══ Data rows ══

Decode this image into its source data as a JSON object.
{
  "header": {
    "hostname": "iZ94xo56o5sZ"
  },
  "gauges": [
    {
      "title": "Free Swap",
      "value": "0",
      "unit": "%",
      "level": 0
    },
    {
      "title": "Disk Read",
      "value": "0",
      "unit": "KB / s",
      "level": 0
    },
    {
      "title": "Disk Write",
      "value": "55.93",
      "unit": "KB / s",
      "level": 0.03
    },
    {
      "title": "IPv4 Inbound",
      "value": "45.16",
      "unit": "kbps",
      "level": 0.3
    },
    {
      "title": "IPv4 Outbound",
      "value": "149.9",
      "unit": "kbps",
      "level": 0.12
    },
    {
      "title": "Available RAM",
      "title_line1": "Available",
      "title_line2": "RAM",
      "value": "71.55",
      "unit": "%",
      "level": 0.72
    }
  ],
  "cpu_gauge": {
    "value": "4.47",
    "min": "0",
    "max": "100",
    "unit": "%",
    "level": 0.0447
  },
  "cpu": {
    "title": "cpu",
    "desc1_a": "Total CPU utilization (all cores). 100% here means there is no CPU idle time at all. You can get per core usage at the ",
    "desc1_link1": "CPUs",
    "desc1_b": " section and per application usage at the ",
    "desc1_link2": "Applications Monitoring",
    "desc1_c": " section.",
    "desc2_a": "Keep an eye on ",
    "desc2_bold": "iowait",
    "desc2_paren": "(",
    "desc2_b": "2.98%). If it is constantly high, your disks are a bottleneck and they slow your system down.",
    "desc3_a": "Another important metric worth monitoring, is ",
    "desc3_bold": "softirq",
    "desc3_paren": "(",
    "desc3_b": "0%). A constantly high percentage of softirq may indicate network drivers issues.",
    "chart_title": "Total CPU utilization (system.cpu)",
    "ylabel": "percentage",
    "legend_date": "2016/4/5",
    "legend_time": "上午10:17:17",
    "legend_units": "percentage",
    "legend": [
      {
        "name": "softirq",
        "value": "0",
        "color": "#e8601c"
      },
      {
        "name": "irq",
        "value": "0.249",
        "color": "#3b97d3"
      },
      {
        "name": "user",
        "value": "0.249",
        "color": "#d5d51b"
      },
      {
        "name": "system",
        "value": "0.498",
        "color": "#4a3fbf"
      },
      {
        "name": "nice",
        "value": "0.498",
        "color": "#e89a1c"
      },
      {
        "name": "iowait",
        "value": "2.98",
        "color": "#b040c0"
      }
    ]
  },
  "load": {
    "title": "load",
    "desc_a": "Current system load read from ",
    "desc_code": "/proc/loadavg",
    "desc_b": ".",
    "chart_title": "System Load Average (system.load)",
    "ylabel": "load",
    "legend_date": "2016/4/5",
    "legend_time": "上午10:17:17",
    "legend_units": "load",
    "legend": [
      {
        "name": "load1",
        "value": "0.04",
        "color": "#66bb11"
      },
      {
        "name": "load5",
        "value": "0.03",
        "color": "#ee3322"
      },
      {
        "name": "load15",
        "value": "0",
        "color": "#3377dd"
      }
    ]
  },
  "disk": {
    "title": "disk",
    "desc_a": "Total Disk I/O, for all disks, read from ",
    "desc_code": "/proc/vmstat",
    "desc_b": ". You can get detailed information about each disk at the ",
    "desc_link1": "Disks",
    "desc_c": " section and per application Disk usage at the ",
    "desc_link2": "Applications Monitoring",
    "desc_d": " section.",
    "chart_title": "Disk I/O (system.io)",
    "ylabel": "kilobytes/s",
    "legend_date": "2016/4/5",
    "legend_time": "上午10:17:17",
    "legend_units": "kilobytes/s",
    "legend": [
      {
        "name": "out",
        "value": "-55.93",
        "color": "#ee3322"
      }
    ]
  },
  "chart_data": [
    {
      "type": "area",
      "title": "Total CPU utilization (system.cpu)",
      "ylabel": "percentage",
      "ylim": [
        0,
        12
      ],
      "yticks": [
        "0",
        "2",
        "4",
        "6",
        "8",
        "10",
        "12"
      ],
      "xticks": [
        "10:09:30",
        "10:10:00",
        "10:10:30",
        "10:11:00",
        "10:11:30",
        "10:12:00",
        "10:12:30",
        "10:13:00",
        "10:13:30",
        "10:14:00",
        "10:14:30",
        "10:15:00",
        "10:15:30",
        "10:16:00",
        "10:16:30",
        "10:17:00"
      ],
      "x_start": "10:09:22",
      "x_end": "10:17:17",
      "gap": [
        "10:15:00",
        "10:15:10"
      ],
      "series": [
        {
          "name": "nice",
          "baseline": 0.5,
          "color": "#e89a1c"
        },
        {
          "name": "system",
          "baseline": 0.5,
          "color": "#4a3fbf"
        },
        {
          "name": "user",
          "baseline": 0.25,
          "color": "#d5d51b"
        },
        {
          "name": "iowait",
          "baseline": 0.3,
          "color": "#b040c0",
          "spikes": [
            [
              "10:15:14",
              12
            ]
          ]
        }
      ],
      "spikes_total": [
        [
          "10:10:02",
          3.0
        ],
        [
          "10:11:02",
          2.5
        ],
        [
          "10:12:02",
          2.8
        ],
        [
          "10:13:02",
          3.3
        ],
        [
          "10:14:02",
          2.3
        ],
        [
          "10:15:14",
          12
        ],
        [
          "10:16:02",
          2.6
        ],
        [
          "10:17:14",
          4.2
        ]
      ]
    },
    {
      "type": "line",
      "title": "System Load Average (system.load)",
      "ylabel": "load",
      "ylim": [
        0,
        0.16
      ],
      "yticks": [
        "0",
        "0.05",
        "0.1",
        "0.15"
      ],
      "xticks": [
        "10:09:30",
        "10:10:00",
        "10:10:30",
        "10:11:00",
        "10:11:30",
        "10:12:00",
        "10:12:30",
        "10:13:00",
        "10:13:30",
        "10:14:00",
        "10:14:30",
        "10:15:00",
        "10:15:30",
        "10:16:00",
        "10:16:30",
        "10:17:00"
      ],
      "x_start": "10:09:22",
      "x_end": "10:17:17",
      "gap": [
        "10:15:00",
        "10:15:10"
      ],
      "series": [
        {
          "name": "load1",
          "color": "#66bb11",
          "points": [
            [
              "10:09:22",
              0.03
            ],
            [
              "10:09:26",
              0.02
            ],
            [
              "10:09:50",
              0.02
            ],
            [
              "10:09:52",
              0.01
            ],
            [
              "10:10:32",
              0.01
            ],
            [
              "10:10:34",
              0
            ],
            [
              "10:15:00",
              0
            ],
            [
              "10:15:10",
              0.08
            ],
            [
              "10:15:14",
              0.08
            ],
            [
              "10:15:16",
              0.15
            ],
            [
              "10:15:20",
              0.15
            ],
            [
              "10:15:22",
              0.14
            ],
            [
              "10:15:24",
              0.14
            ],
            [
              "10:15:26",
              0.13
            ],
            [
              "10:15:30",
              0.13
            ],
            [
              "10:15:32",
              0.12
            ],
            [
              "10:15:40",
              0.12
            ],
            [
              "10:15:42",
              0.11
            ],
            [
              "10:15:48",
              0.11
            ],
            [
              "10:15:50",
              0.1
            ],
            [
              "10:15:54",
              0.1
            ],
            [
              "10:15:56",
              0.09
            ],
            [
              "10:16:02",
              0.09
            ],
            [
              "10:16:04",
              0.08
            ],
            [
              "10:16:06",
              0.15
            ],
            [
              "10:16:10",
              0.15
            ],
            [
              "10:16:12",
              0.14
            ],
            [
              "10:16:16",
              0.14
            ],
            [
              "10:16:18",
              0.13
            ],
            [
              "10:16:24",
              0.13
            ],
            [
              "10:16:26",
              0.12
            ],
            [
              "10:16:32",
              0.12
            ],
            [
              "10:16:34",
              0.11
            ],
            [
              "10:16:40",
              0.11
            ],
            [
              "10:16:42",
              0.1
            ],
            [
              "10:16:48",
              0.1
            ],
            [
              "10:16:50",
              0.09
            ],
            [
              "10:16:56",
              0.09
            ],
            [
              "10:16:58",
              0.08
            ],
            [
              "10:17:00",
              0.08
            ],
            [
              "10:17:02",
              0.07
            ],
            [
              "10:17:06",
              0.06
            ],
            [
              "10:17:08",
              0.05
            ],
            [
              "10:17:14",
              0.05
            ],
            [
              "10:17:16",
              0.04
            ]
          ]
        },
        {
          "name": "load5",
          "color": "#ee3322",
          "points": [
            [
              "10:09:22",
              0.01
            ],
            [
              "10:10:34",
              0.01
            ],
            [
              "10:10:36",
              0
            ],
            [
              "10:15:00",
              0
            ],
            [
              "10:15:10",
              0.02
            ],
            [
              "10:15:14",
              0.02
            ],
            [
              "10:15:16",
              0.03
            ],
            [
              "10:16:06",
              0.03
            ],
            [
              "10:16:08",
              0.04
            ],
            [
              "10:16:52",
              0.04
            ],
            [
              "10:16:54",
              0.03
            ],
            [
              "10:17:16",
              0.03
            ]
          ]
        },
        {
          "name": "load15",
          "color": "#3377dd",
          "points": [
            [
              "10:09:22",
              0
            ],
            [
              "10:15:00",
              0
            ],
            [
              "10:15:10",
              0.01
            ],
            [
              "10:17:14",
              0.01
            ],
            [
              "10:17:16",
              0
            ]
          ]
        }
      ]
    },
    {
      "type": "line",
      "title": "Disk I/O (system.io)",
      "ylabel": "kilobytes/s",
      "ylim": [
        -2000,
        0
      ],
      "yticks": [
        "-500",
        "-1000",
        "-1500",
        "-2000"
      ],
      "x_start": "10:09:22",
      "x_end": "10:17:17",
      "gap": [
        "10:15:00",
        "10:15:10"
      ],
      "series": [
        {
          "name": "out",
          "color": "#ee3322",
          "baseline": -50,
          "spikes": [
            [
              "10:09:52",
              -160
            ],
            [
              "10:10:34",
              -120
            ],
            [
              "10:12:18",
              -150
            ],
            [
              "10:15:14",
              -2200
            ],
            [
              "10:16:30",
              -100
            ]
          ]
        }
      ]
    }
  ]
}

═══

Within the listing above, copy each line that has the string "Applications".

Written solution:
    "desc1_link2": "Applications Monitoring",
    "desc_link2": "Applications Monitoring",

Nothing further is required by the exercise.